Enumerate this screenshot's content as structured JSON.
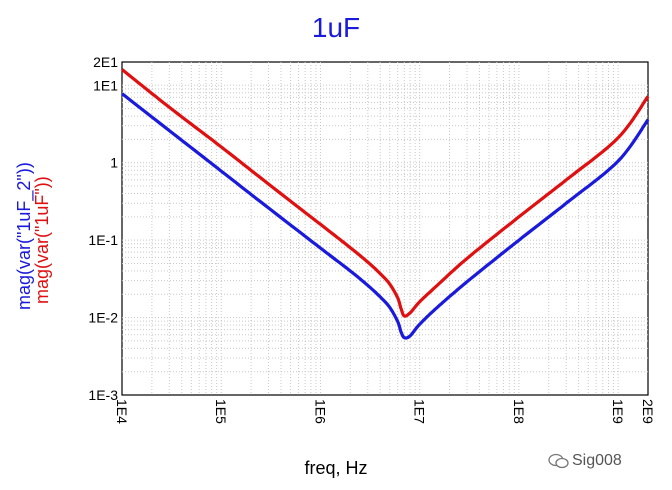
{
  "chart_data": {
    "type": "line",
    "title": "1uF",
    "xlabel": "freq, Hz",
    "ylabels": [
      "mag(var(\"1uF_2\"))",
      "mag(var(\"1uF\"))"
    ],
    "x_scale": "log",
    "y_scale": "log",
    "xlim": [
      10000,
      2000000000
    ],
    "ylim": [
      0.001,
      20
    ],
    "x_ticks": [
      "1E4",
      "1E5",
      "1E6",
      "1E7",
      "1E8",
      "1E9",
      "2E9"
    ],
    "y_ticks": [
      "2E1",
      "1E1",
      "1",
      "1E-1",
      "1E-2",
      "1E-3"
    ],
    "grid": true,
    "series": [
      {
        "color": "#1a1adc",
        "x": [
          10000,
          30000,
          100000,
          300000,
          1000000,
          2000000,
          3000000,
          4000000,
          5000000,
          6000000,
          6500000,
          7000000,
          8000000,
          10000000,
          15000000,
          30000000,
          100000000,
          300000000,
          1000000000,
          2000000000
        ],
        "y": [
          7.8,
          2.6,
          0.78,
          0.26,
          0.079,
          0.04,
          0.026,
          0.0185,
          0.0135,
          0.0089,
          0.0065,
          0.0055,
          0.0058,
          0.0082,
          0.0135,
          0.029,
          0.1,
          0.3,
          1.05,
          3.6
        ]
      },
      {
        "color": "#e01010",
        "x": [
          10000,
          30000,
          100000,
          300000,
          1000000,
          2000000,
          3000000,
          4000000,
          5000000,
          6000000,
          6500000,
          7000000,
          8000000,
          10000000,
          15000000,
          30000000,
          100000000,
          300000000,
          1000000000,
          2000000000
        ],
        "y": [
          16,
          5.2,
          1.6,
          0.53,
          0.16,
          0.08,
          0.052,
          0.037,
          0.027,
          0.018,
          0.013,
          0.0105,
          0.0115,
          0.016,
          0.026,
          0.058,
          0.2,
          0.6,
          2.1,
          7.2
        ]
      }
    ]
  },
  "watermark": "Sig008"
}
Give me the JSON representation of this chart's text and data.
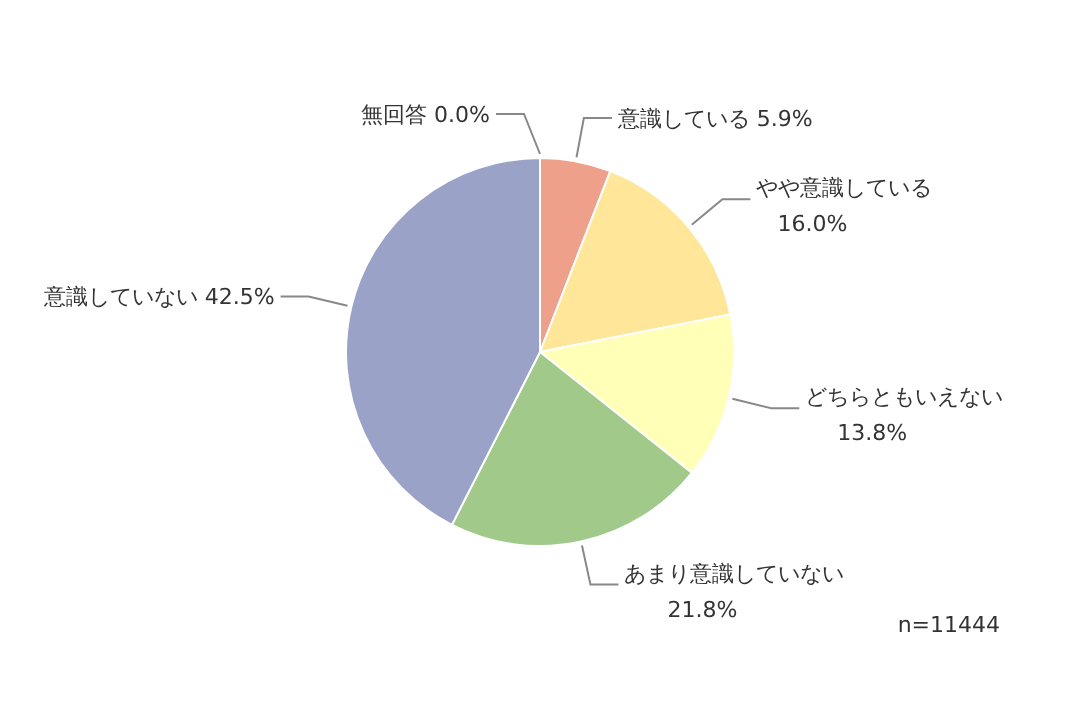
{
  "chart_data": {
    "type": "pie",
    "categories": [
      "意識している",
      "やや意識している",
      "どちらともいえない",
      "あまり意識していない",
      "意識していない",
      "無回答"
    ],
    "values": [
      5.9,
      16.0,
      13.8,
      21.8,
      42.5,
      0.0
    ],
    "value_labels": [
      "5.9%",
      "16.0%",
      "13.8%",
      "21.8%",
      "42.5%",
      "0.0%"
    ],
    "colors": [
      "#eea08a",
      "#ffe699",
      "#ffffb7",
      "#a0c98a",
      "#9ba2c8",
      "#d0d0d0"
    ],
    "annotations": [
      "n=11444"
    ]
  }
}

· · ·

**Task description**
Reproduce every line precisely as given, omitting all pictures.

**Result for this task**
Enumerate this screenshot's content as structured JSON.
{
  "chart_data": {
    "type": "line",
    "title": "1uF",
    "xlabel": "freq, Hz",
    "ylabels": [
      "mag(var(\"1uF_2\"))",
      "mag(var(\"1uF\"))"
    ],
    "x_scale": "log",
    "y_scale": "log",
    "xlim": [
      10000,
      2000000000
    ],
    "ylim": [
      0.001,
      20
    ],
    "x_ticks": [
      "1E4",
      "1E5",
      "1E6",
      "1E7",
      "1E8",
      "1E9",
      "2E9"
    ],
    "y_ticks": [
      "2E1",
      "1E1",
      "1",
      "1E-1",
      "1E-2",
      "1E-3"
    ],
    "grid": true,
    "series": [
      {
        "color": "#1a1adc",
        "x": [
          10000,
          30000,
          100000,
          300000,
          1000000,
          2000000,
          3000000,
          4000000,
          5000000,
          6000000,
          6500000,
          7000000,
          8000000,
          10000000,
          15000000,
          30000000,
          100000000,
          300000000,
          1000000000,
          2000000000
        ],
        "y": [
          7.8,
          2.6,
          0.78,
          0.26,
          0.079,
          0.04,
          0.026,
          0.0185,
          0.0135,
          0.0089,
          0.0065,
          0.0055,
          0.0058,
          0.0082,
          0.0135,
          0.029,
          0.1,
          0.3,
          1.05,
          3.6
        ]
      },
      {
        "color": "#e01010",
        "x": [
          10000,
          30000,
          100000,
          300000,
          1000000,
          2000000,
          3000000,
          4000000,
          5000000,
          6000000,
          6500000,
          7000000,
          8000000,
          10000000,
          15000000,
          30000000,
          100000000,
          300000000,
          1000000000,
          2000000000
        ],
        "y": [
          16,
          5.2,
          1.6,
          0.53,
          0.16,
          0.08,
          0.052,
          0.037,
          0.027,
          0.018,
          0.013,
          0.0105,
          0.0115,
          0.016,
          0.026,
          0.058,
          0.2,
          0.6,
          2.1,
          7.2
        ]
      }
    ]
  },
  "watermark": "Sig008"
}
Give me the JSON representation of this chart's text and data.
{
  "chart_data": {
    "type": "pie",
    "categories": [
      "意識している",
      "やや意識している",
      "どちらともいえない",
      "あまり意識していない",
      "意識していない",
      "無回答"
    ],
    "values": [
      5.9,
      16.0,
      13.8,
      21.8,
      42.5,
      0.0
    ],
    "value_labels": [
      "5.9%",
      "16.0%",
      "13.8%",
      "21.8%",
      "42.5%",
      "0.0%"
    ],
    "colors": [
      "#eea08a",
      "#ffe699",
      "#ffffb7",
      "#a0c98a",
      "#9ba2c8",
      "#d0d0d0"
    ],
    "annotations": [
      "n=11444"
    ]
  }
}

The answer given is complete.